Niemand muss diese dominierenden Strukturen bedauern, niemand muss sich um deren Ein- und Auskommen Sorgen machen. Die haben sich bestens in diesem EU-System eingenistet und politisch will sich mit denen wirklich niemand so richtig anlegen.

 

Das aber, also dieses Anlegen, womit eine Strukturreform des EU-Agrarsektors zwingend verbunden wäre, das ist nirgendwo in Sicht. Dieses Geflecht ist viel zu eng geworden und mit dem „Zoff“ über den Agrardiesel sehen wir vermutlich nicht mal ein paar Eiskörnchen von der Spitze des Eisbergs.

 

Dazu gehört auch: Je kleiner der Betrieb wird, desto mehr ist er Fähnchen der Strukturen und der Regulierung, steckt in einem „Sandwich“ zwischen eigenen Großstrukturen und Lebensmittelindustrie einerseits sowie der Regulierungswellen andererseits, desto weniger eigenen Einfluss hat er, desto größter sind Abhängigkeiten, die man insbesondere als Selbständiger nicht will. Das heißt: Da gibt es seit Jahrzehnten Frust, Ärger und Wut – vollkommen zurecht. Ein Pulverfass. Und die großen der Branche wissen das, sie wissen auch, wie man damit zündelt.

 

Für die Verbraucher in der EU sind die Effekte wie bei fast allen großen Subventions- und Regulierungssystemen: Von dem vielen Geld kommt auch etwas an. Lebensmittel sind in der EU vergleichsweise billig, dank dieser Subventionen. Die Gewinne von Großunternehmen in der gesamten Wertschöpfungskette, also von großen Agrarunternehmen über deren Zulieferer aus der Chemie bis zu den Lebensmittelkonzernen und übrigens entgegen der Selbstdarstellung auch beim Handel sind aber auch sehr groß. Der Verbraucher sieht die relativ günstigen Preise auf seiner Rechnung, der Steuerzahler sieht die Subventionen kaum noch. Die verschwinden in einem Geflecht aus nationalen und EU-Haushalten. Eine transparente Gesamtrechnung existiert nicht, ich hatte vor ca. zehn Jahren mal Studien gewälzt, um eine zu finden und es dann dabei belassen, die Strukturen zu verstehen. Anbei zur Sicht auf die Spitze der Spitze des Eisbergs exemplarisch eine Veröffentlichung der EU aus dem Jahre 2021, die Daten des Jahres 2019 zusammenfasst. Ob richtig oder falsch, ob vollständig der teilweise, keine Ahnung und ansonsten kein weiterer Kommentar!

*QUELLENMATERIAL*.
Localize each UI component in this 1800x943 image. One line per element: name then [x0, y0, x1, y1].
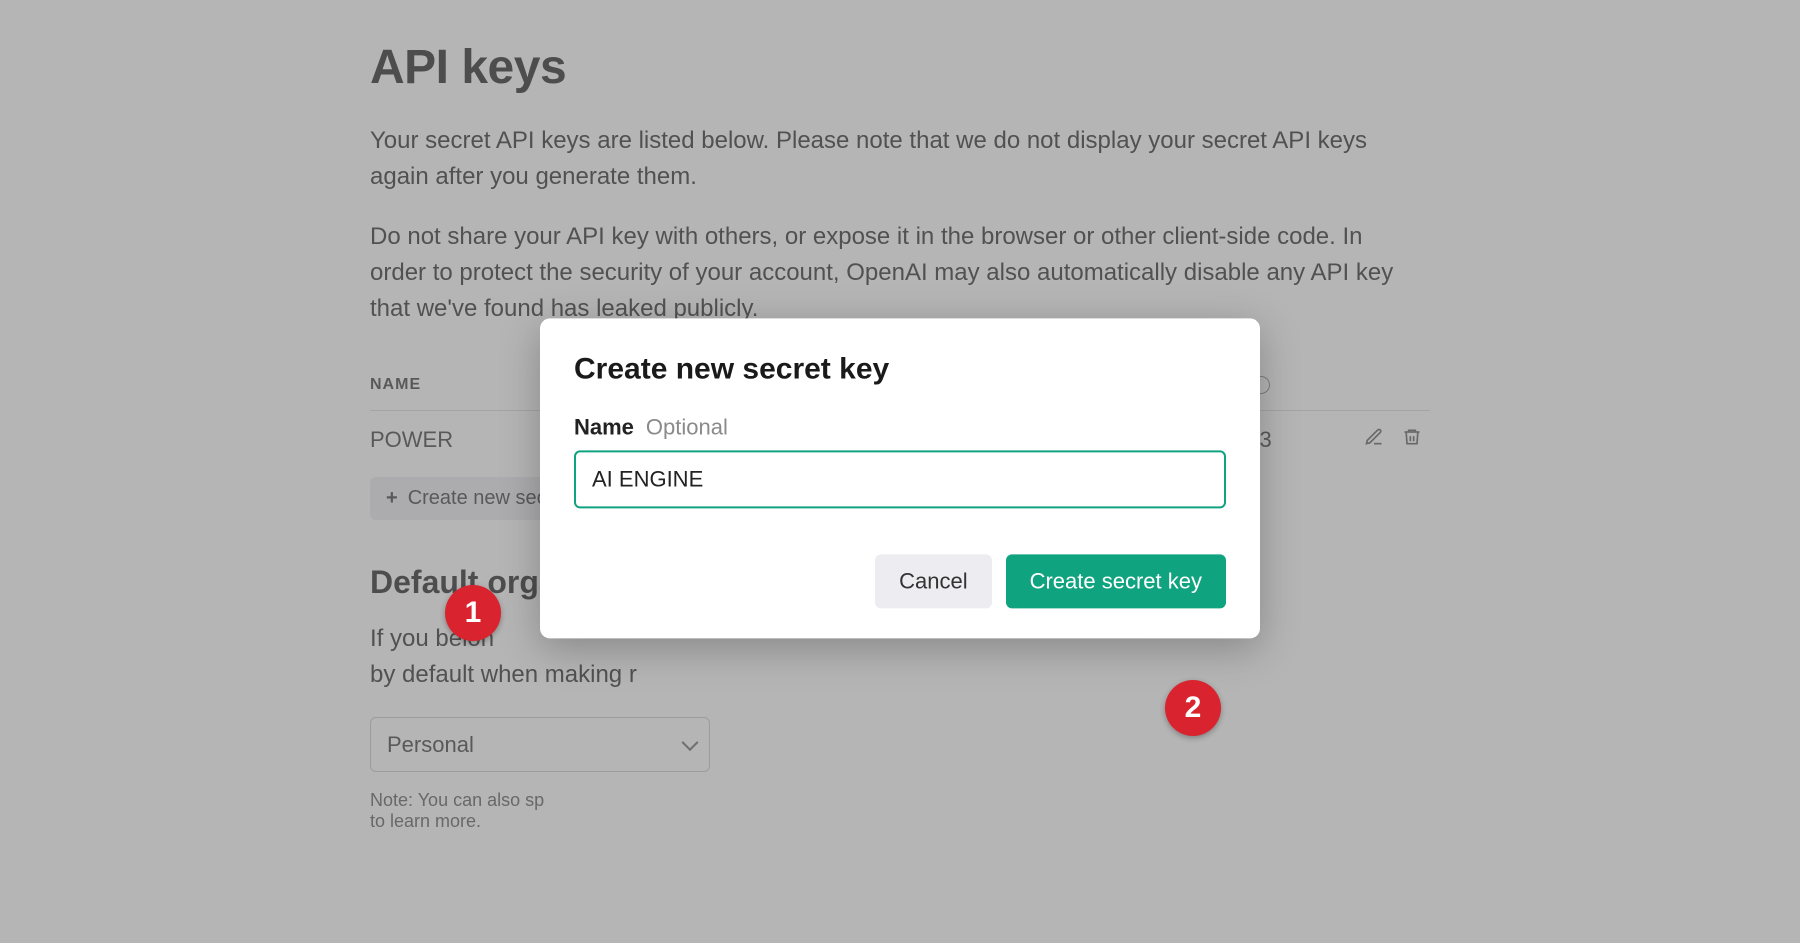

*AUFGABENSTELLUNG A*.
Aus welchem Jahr stammen die Daten, die die im Text zur EU-Agrarpolitik genannte EU-Veröffentlichung von 2021 zusammenfasst?
*AUFGABENSTELLUNG B*.
Schreiben Sie aus dem Text zur EU-Agrarpolitik alles von „Das aber, also“ bis hinunter zu „man damit zündelt.“ wortgetreu ab.
*AUFGABENSTELLUNG C*.
Setzen Sie den Text zur EU-Agrarpolitik dort fort, wo er aufhört.
Das Material wird hier nicht benötigt.

*LÖSUNG A*.
Aus dem Jahr 2019.

*LÖSUNG B*.
Das aber, also dieses Anlegen, womit eine Strukturreform des EU-Agrarsektors zwingend verbunden wäre, das ist nirgendwo in Sicht. Dieses Geflecht ist viel zu eng geworden und mit dem „Zoff“ über den Agrardiesel sehen wir vermutlich nicht mal ein paar Eiskörnchen von der Spitze des Eisbergs.

 

Dazu gehört auch: Je kleiner der Betrieb wird, desto mehr ist er Fähnchen der Strukturen und der Regulierung, steckt in einem „Sandwich“ zwischen eigenen Großstrukturen und Lebensmittelindustrie einerseits sowie der Regulierungswellen andererseits, desto weniger eigenen Einfluss hat er, desto größter sind Abhängigkeiten, die man insbesondere als Selbständiger nicht will. Das heißt: Da gibt es seit Jahrzehnten Frust, Ärger und Wut – vollkommen zurecht. Ein Pulverfass. Und die großen der Branche wissen das, sie wissen auch, wie man damit zündelt.

*LÖSUNG C*.
 

Was nun den „Agrardiesel“ betrifft, der übrigens ausnahmsweise nicht EU-Agrar-, sondern Energiepolitik betrifft und daher ausgerechnet national so unterschiedlich ausfällt, so komme ich zu dem Ergebnis, dass zu keiner Zeit jemand begründen konnte, der sei „angemessen“. Das Gegenteil ist ebenso unmöglich. Niemand kann begründen, das sei „unfair“. Daher lässt sich eine Verlängerung sachlich nicht begründen und eine Kürzung auch nicht. Wir erleben aus meiner Sicht mal wieder eine Debatte mit Sachargumenten, die diesen Begriff nicht zulassen. In diesem über Jahrzehnte angewachsenen strukturellen Sumpf kann man keine einzelne Maßnahme mehr bewerten. Oft weiß man nicht mal, was die wirklich kostet und ihre tatsächliche Wirkung ist gewiss nicht mehr zu beurteilen. Nutzen und Lasten dieses Systems sind insgesamt und für jede einzelne Regelung: Komplett unbekannt!

 

Ich verstehe bestens, dass genau so eine sachlich nicht mehr bewertbare Sache letztlich in einem emotionalen Meinungstaumel enden muss. Wie immer sind dabei Nutzen und Lasten aber recht schnell klar. Der Nutzen liegt bei Strippenziehern, dominierenden Netzwerken und sobald so etwas zur öffentlichen Thematik wird natürlich den politischen Trittbrettfahrern. Die Lasten trägt unser gesellschaftlicher Konsens und wenn das so weiter geht unsere Demokratie insgesamt.

 

In diesem Sinne kann ich mich nur schütteln, was da passiert. Wenn eine Regierung so etwas beschließt, muss sie sich das sehr gut überlegen und auch einen Plan haben, wie sie das durchsetzt. Sonst schadet sie nicht nur sich selbst, sondern der Institution, die sie gerade vertritt. Davon kann hier keine Rede sein, denn der Beschluss war kaum draußen, da gab es die ersten öffentlichen Rückzugsmanöver und sehr bald bekanntlich eine erste „Korrektur“. Es ist vollkommen klar, dass das den Protest nicht beilegt, sondern befördert. Wenn diese Regierung das so fortsetzt, werden wir bald alle etwas komplexeren Maßnahmen auf der Straße verhandeln. Das kann wirklich niemand aus einem restdemokratischen Spektrum wollen – Bürgerinnen und Bürger nicht, Politik nicht. Egal, wie die eigenen Interessen berührt sind oder auch nicht.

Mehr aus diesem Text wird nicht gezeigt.